▶ _Problem to solve_
Your answer is a single number: the count of lines that contain the string "应符合GB".

▶ _Available records_
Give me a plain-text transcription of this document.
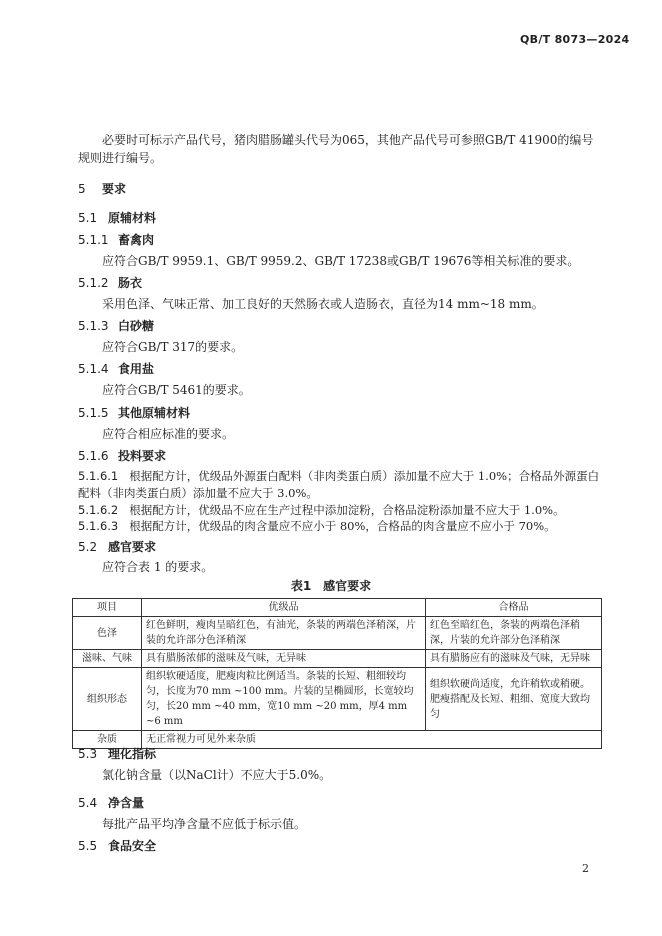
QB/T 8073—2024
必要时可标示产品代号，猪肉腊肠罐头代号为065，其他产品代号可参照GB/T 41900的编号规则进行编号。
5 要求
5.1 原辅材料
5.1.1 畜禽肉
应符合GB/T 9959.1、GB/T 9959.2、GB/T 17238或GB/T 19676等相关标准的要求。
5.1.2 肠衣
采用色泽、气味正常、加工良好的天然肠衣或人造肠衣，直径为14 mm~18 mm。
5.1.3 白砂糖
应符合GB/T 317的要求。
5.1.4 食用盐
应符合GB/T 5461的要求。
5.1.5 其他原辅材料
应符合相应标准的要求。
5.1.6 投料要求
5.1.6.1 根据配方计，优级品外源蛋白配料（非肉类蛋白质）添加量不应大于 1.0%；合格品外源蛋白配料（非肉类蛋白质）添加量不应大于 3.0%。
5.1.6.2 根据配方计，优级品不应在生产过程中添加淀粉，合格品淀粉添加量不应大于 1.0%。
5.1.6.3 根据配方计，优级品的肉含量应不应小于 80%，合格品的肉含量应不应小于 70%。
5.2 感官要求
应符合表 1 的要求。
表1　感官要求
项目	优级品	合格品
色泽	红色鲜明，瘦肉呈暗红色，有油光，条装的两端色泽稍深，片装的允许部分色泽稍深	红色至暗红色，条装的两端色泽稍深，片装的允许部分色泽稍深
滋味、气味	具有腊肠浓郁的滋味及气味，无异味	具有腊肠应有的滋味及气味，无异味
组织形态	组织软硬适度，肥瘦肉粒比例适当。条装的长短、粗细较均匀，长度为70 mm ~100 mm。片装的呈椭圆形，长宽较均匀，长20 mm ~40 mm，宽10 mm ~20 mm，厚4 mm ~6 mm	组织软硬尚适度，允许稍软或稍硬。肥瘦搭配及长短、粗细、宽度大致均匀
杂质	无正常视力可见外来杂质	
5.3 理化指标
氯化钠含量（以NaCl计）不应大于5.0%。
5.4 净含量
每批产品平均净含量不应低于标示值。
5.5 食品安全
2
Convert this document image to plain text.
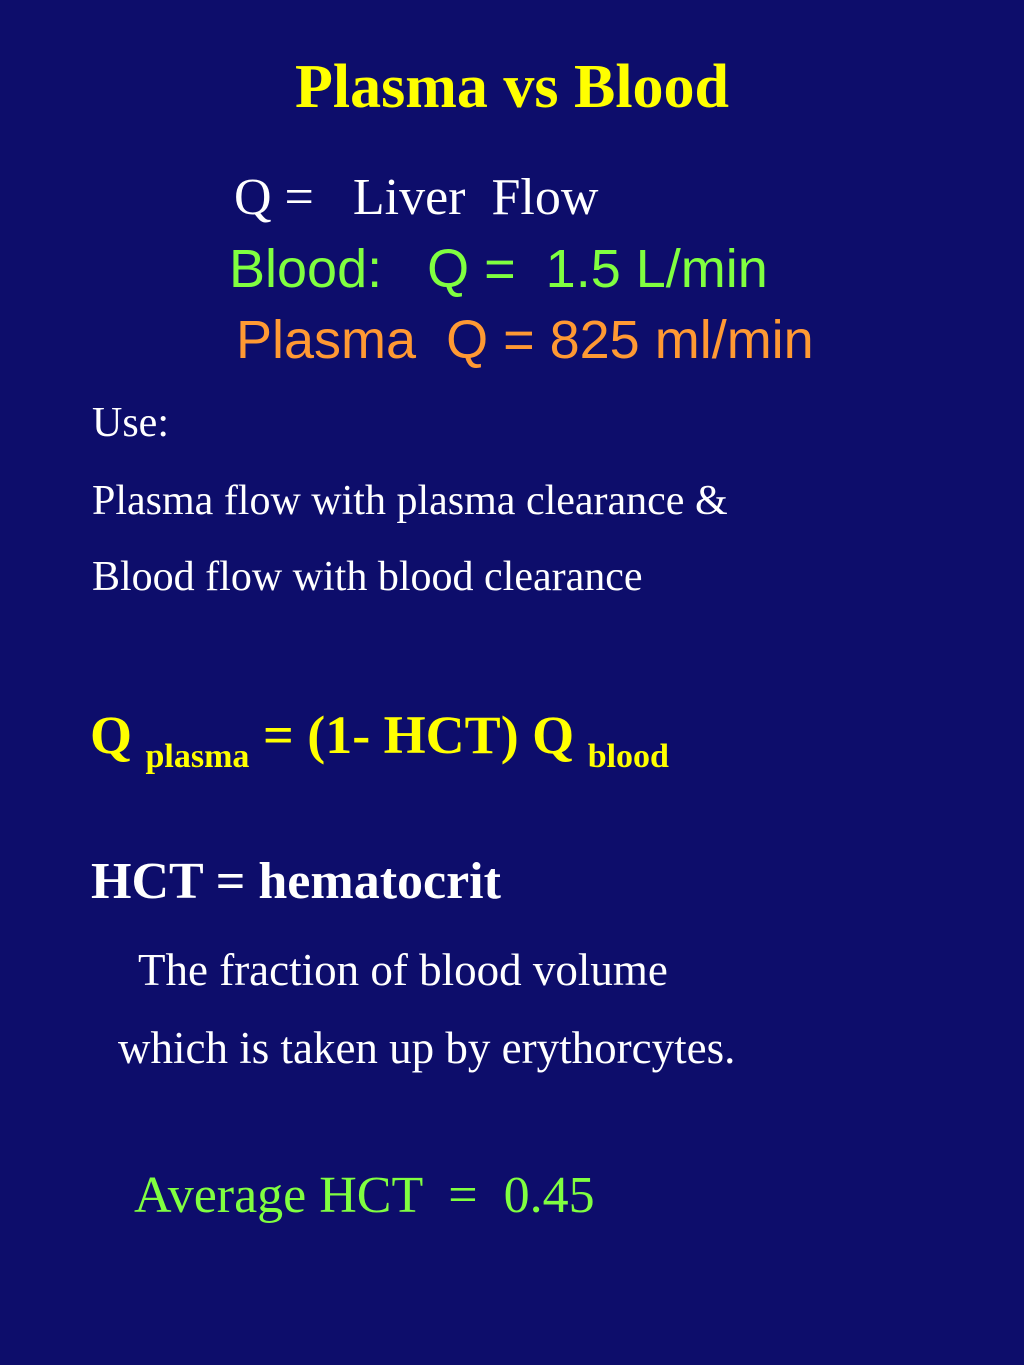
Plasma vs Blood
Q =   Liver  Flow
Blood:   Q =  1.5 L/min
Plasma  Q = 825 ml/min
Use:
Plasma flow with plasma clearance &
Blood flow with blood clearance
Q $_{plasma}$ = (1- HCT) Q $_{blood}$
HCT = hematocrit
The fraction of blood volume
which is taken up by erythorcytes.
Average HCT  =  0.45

--

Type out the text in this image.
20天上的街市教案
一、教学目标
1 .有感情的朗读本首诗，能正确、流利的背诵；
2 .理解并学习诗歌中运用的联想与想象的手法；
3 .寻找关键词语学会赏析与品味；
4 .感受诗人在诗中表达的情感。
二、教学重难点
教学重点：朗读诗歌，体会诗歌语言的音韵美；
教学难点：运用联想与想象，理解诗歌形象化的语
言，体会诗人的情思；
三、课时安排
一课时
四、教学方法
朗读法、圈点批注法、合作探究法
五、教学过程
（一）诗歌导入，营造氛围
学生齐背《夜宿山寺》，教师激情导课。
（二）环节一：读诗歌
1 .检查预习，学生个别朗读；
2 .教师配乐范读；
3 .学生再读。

▶ _Worked solution_
3